*Written exercise:*
Please rewrite the listing below with each "bracket" swapped for "mount" and everything else unchanged. Leave the pictures out.

*Extracted entries:*

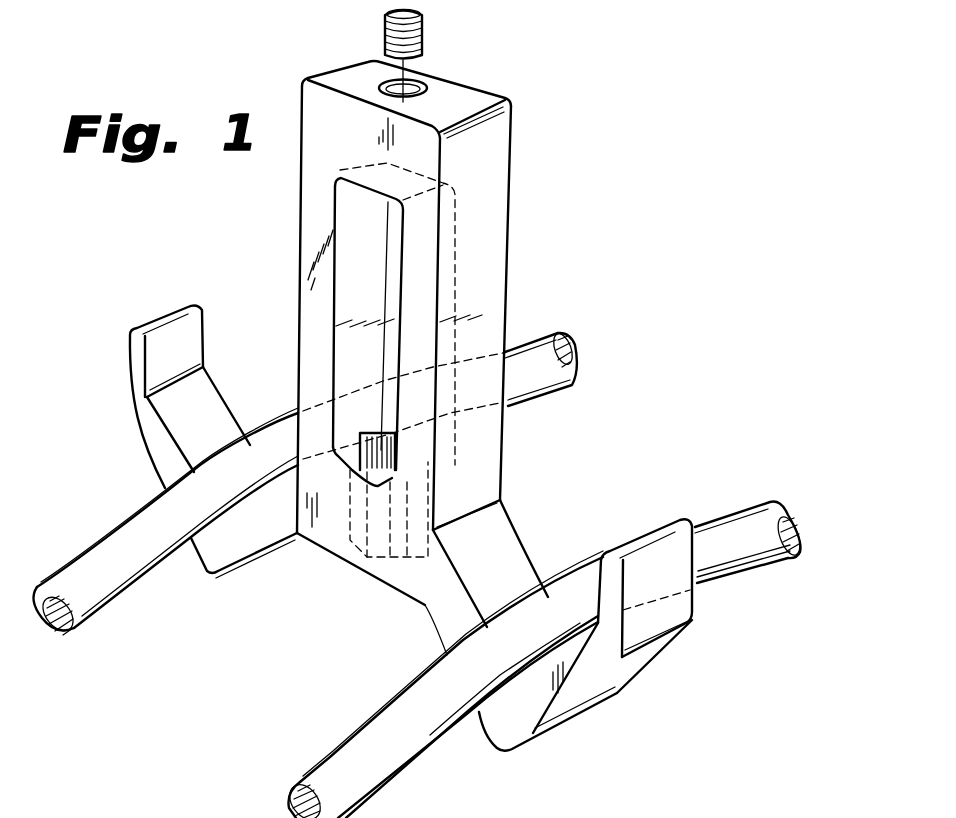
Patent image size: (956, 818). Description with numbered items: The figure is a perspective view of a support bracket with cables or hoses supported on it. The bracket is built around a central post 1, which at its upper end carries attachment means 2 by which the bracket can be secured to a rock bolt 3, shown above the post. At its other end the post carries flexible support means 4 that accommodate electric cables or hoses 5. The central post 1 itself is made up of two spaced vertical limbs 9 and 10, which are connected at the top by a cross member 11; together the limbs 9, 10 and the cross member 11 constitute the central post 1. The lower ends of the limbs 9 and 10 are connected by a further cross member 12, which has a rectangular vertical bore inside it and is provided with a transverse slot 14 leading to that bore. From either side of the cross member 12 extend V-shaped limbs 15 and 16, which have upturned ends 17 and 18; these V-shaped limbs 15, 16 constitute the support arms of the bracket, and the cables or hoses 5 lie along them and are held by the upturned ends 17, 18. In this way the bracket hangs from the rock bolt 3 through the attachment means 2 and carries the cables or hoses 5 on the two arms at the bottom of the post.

The central post 1 is at (541, 214).
The attachment means 2 is at (467, 72).
The rock bolt 3 is at (424, 26).
The flexible support means 4 is at (193, 590).
The electric cables or hoses 5 is at (543, 378).
The vertical limb 9 is at (305, 285).
The vertical limb 10 is at (505, 268).
The cross member 11 is at (466, 100).
The cross member 12 is at (357, 573).
The transverse slot 14 is at (366, 444).
The V-shaped limb 15 is at (134, 445).
The V-shaped limb 16 is at (493, 757).
The upturned end 17 is at (133, 355).
The upturned end 18 is at (610, 583).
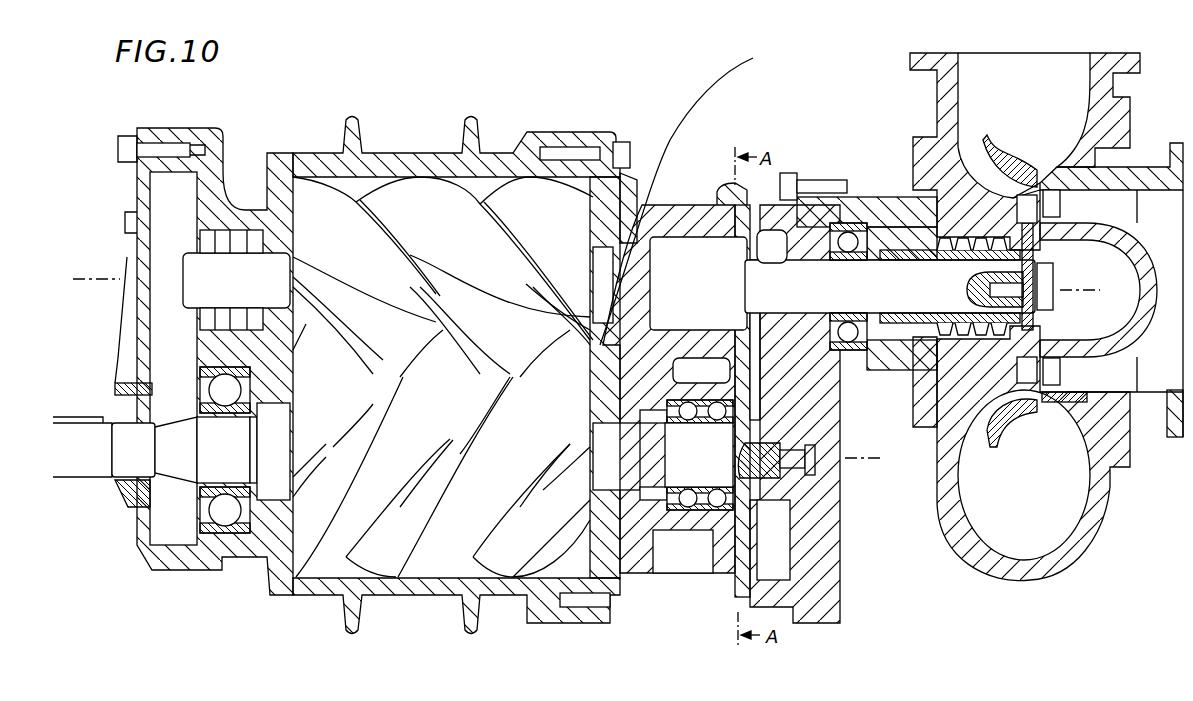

*Response:*
Patent image size: (956, 818). Description with numbered items: The figure is a perspective view of a support mount with cables or hoses supported on it. The mount is built around a central post 1, which at its upper end carries attachment means 2 by which the mount can be secured to a rock bolt 3, shown above the post. At its other end the post carries flexible support means 4 that accommodate electric cables or hoses 5. The central post 1 itself is made up of two spaced vertical limbs 9 and 10, which are connected at the top by a cross member 11; together the limbs 9, 10 and the cross member 11 constitute the central post 1. The lower ends of the limbs 9 and 10 are connected by a further cross member 12, which has a rectangular vertical bore inside it and is provided with a transverse slot 14 leading to that bore. From either side of the cross member 12 extend V-shaped limbs 15 and 16, which have upturned ends 17 and 18; these V-shaped limbs 15, 16 constitute the support arms of the mount, and the cables or hoses 5 lie along them and are held by the upturned ends 17, 18. In this way the mount hangs from the rock bolt 3 through the attachment means 2 and carries the cables or hoses 5 on the two arms at the bottom of the post.

The central post 1 is at (541, 214).
The attachment means 2 is at (467, 72).
The rock bolt 3 is at (424, 26).
The flexible support means 4 is at (193, 590).
The electric cables or hoses 5 is at (543, 378).
The vertical limb 9 is at (305, 285).
The vertical limb 10 is at (505, 268).
The cross member 11 is at (466, 100).
The cross member 12 is at (357, 573).
The transverse slot 14 is at (366, 444).
The V-shaped limb 15 is at (134, 445).
The V-shaped limb 16 is at (493, 757).
The upturned end 17 is at (133, 355).
The upturned end 18 is at (610, 583).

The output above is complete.